■ Objective
Skip the images. Copy the records exactly as written.

** Begin Items **

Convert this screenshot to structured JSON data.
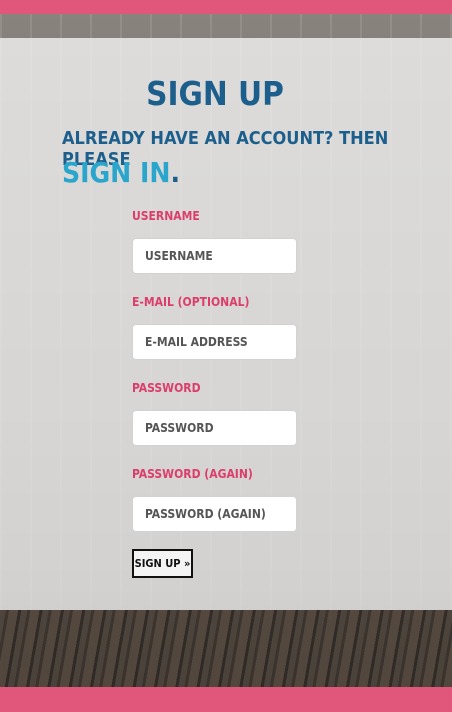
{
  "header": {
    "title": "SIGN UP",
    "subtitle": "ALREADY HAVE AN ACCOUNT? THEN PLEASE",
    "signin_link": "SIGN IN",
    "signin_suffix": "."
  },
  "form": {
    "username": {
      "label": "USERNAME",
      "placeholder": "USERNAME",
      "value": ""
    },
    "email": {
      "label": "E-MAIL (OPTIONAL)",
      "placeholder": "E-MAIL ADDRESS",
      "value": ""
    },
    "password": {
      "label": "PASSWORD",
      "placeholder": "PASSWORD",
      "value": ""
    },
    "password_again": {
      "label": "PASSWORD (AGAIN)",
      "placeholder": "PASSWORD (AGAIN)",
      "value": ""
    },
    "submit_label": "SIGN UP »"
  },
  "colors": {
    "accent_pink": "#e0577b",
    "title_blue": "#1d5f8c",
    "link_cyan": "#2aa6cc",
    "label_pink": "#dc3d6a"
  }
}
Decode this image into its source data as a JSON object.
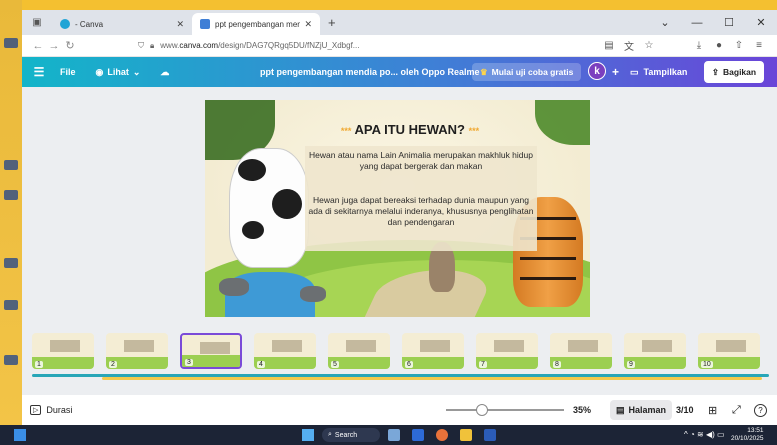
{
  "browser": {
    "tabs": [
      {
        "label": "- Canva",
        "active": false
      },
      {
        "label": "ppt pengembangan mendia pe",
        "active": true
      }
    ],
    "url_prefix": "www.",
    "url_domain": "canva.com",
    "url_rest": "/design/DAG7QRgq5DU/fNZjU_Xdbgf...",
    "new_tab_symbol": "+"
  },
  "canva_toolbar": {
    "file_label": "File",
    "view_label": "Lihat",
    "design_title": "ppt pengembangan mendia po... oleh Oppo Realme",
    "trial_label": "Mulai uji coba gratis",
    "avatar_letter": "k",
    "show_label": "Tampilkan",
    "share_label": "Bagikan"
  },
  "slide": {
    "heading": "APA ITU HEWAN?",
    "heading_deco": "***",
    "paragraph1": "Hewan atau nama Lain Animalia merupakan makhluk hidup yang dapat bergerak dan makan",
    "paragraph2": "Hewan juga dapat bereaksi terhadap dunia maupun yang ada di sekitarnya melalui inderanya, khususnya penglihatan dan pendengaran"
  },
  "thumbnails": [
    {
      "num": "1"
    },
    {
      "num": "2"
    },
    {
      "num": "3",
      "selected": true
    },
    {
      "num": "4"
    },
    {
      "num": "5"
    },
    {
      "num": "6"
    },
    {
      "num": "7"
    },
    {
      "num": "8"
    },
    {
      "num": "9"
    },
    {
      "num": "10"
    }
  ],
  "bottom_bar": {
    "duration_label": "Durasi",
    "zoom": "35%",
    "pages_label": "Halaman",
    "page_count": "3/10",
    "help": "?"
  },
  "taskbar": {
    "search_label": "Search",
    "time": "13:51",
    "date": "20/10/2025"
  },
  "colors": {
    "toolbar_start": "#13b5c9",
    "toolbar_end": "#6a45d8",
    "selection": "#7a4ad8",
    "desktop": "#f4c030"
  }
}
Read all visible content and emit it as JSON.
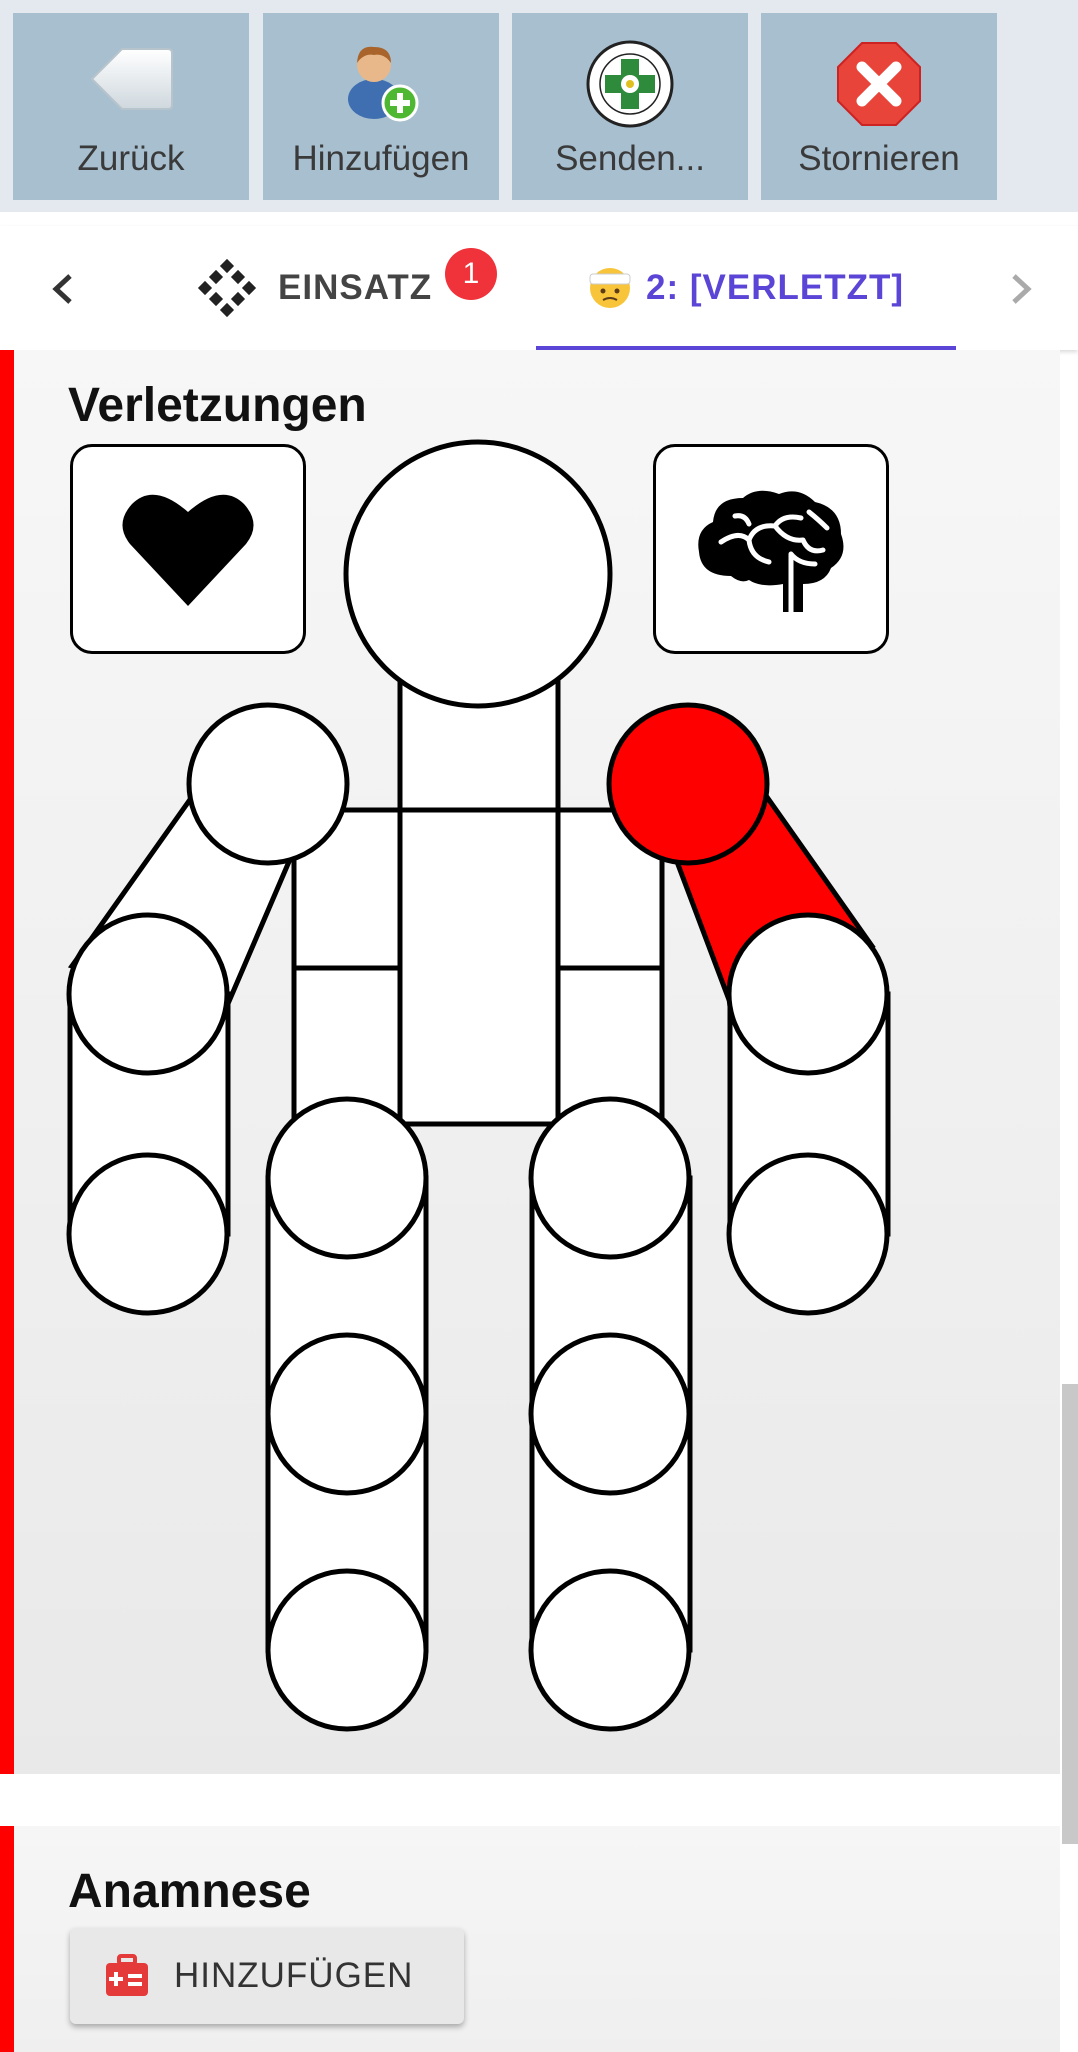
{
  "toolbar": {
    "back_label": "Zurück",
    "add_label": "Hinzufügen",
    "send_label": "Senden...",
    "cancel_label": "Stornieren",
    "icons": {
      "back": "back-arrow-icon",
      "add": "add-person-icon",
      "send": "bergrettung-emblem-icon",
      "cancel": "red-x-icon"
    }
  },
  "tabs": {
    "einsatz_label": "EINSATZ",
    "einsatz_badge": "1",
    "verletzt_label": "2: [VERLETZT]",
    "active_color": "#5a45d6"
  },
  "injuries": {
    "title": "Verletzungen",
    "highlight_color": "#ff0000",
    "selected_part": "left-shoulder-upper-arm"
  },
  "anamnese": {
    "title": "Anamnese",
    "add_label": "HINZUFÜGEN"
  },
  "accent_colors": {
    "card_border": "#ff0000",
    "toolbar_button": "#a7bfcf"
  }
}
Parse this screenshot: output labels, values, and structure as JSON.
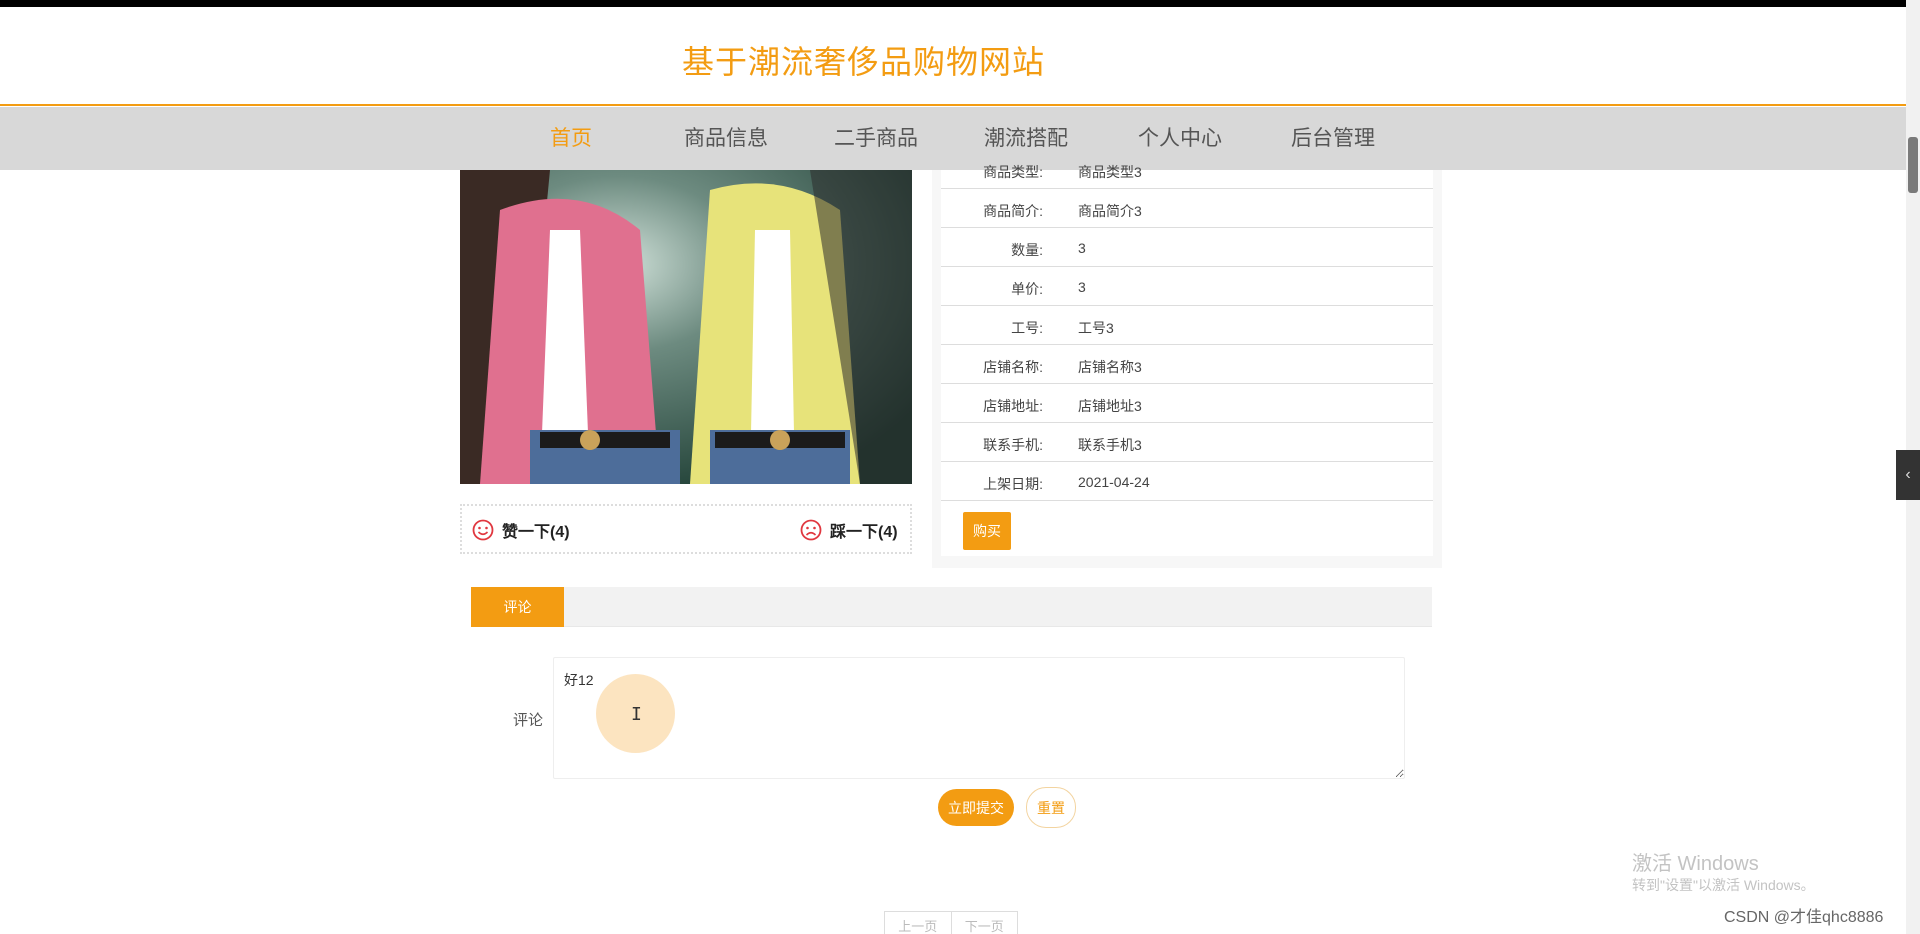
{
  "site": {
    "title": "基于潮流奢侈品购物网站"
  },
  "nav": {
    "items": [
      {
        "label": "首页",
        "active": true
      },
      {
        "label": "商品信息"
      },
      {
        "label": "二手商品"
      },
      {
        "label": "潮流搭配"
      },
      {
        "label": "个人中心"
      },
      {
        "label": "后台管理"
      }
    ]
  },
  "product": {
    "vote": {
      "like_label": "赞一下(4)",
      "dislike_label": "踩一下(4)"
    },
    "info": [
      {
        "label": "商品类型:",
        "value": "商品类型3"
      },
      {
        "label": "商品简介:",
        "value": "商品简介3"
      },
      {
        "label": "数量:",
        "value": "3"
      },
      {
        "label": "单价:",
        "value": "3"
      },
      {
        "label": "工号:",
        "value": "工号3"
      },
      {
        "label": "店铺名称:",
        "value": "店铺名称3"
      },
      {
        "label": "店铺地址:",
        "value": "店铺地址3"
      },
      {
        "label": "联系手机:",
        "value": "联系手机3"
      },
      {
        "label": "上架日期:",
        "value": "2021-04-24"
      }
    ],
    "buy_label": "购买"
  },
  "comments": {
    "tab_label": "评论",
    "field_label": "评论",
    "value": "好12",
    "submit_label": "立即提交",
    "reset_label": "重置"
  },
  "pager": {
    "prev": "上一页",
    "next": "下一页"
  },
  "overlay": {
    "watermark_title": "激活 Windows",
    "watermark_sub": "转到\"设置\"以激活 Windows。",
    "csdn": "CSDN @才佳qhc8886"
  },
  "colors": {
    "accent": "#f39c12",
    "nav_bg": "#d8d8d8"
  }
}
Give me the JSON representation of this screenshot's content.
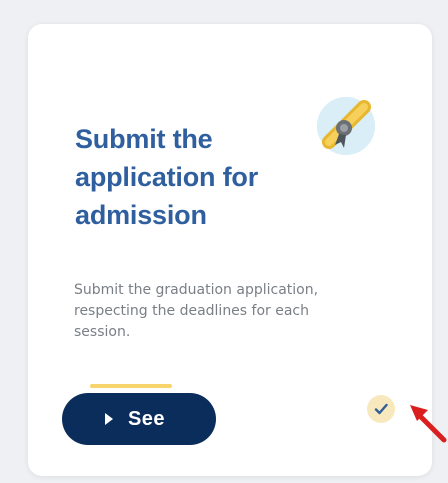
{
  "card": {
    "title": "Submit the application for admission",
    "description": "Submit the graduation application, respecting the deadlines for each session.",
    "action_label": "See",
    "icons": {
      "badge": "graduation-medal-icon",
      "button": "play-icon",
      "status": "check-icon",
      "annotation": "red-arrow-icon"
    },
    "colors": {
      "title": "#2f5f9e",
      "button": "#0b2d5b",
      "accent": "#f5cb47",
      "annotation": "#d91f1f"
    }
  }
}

** End Items **

■ Result of this task
Convert this screenshot to structured JSON data.
{
  "header": {
    "title": "SIGN UP",
    "subtitle": "ALREADY HAVE AN ACCOUNT? THEN PLEASE",
    "signin_link": "SIGN IN",
    "signin_suffix": "."
  },
  "form": {
    "username": {
      "label": "USERNAME",
      "placeholder": "USERNAME",
      "value": ""
    },
    "email": {
      "label": "E-MAIL (OPTIONAL)",
      "placeholder": "E-MAIL ADDRESS",
      "value": ""
    },
    "password": {
      "label": "PASSWORD",
      "placeholder": "PASSWORD",
      "value": ""
    },
    "password_again": {
      "label": "PASSWORD (AGAIN)",
      "placeholder": "PASSWORD (AGAIN)",
      "value": ""
    },
    "submit_label": "SIGN UP »"
  },
  "colors": {
    "accent_pink": "#e0577b",
    "title_blue": "#1d5f8c",
    "link_cyan": "#2aa6cc",
    "label_pink": "#dc3d6a"
  }
}
Decode this image into its source data as a JSON object.
{
  "browser": {
    "tabs": [
      {
        "label": "- Canva",
        "active": false
      },
      {
        "label": "ppt pengembangan mendia pe",
        "active": true
      }
    ],
    "url_prefix": "www.",
    "url_domain": "canva.com",
    "url_rest": "/design/DAG7QRgq5DU/fNZjU_Xdbgf...",
    "new_tab_symbol": "+"
  },
  "canva_toolbar": {
    "file_label": "File",
    "view_label": "Lihat",
    "design_title": "ppt pengembangan mendia po... oleh Oppo Realme",
    "trial_label": "Mulai uji coba gratis",
    "avatar_letter": "k",
    "show_label": "Tampilkan",
    "share_label": "Bagikan"
  },
  "slide": {
    "heading": "APA ITU HEWAN?",
    "heading_deco": "***",
    "paragraph1": "Hewan atau nama Lain Animalia merupakan makhluk hidup yang dapat bergerak dan makan",
    "paragraph2": "Hewan juga dapat bereaksi terhadap dunia maupun yang ada di sekitarnya melalui inderanya, khususnya penglihatan dan pendengaran"
  },
  "thumbnails": [
    {
      "num": "1"
    },
    {
      "num": "2"
    },
    {
      "num": "3",
      "selected": true
    },
    {
      "num": "4"
    },
    {
      "num": "5"
    },
    {
      "num": "6"
    },
    {
      "num": "7"
    },
    {
      "num": "8"
    },
    {
      "num": "9"
    },
    {
      "num": "10"
    }
  ],
  "bottom_bar": {
    "duration_label": "Durasi",
    "zoom": "35%",
    "pages_label": "Halaman",
    "page_count": "3/10",
    "help": "?"
  },
  "taskbar": {
    "search_label": "Search",
    "time": "13:51",
    "date": "20/10/2025"
  },
  "colors": {
    "toolbar_start": "#13b5c9",
    "toolbar_end": "#6a45d8",
    "selection": "#7a4ad8",
    "desktop": "#f4c030"
  }
}
Read all visible content and emit it as JSON.
{
  "toolbar": {
    "back_label": "Zurück",
    "add_label": "Hinzufügen",
    "send_label": "Senden...",
    "cancel_label": "Stornieren",
    "icons": {
      "back": "back-arrow-icon",
      "add": "add-person-icon",
      "send": "bergrettung-emblem-icon",
      "cancel": "red-x-icon"
    }
  },
  "tabs": {
    "einsatz_label": "EINSATZ",
    "einsatz_badge": "1",
    "verletzt_label": "2: [VERLETZT]",
    "active_color": "#5a45d6"
  },
  "injuries": {
    "title": "Verletzungen",
    "highlight_color": "#ff0000",
    "selected_part": "left-shoulder-upper-arm"
  },
  "anamnese": {
    "title": "Anamnese",
    "add_label": "HINZUFÜGEN"
  },
  "accent_colors": {
    "card_border": "#ff0000",
    "toolbar_button": "#a7bfcf"
  }
}
Parse this screenshot: output labels, values, and structure as JSON.
{
  "site": {
    "title": "基于潮流奢侈品购物网站"
  },
  "nav": {
    "items": [
      {
        "label": "首页",
        "active": true
      },
      {
        "label": "商品信息"
      },
      {
        "label": "二手商品"
      },
      {
        "label": "潮流搭配"
      },
      {
        "label": "个人中心"
      },
      {
        "label": "后台管理"
      }
    ]
  },
  "product": {
    "vote": {
      "like_label": "赞一下(4)",
      "dislike_label": "踩一下(4)"
    },
    "info": [
      {
        "label": "商品类型:",
        "value": "商品类型3"
      },
      {
        "label": "商品简介:",
        "value": "商品简介3"
      },
      {
        "label": "数量:",
        "value": "3"
      },
      {
        "label": "单价:",
        "value": "3"
      },
      {
        "label": "工号:",
        "value": "工号3"
      },
      {
        "label": "店铺名称:",
        "value": "店铺名称3"
      },
      {
        "label": "店铺地址:",
        "value": "店铺地址3"
      },
      {
        "label": "联系手机:",
        "value": "联系手机3"
      },
      {
        "label": "上架日期:",
        "value": "2021-04-24"
      }
    ],
    "buy_label": "购买"
  },
  "comments": {
    "tab_label": "评论",
    "field_label": "评论",
    "value": "好12",
    "submit_label": "立即提交",
    "reset_label": "重置"
  },
  "pager": {
    "prev": "上一页",
    "next": "下一页"
  },
  "overlay": {
    "watermark_title": "激活 Windows",
    "watermark_sub": "转到\"设置\"以激活 Windows。",
    "csdn": "CSDN @才佳qhc8886"
  },
  "colors": {
    "accent": "#f39c12",
    "nav_bg": "#d8d8d8"
  }
}
Give me the JSON representation of this screenshot's content.
{
  "card": {
    "title": "Submit the application for admission",
    "description": "Submit the graduation application, respecting the deadlines for each session.",
    "action_label": "See",
    "icons": {
      "badge": "graduation-medal-icon",
      "button": "play-icon",
      "status": "check-icon",
      "annotation": "red-arrow-icon"
    },
    "colors": {
      "title": "#2f5f9e",
      "button": "#0b2d5b",
      "accent": "#f5cb47",
      "annotation": "#d91f1f"
    }
  }
}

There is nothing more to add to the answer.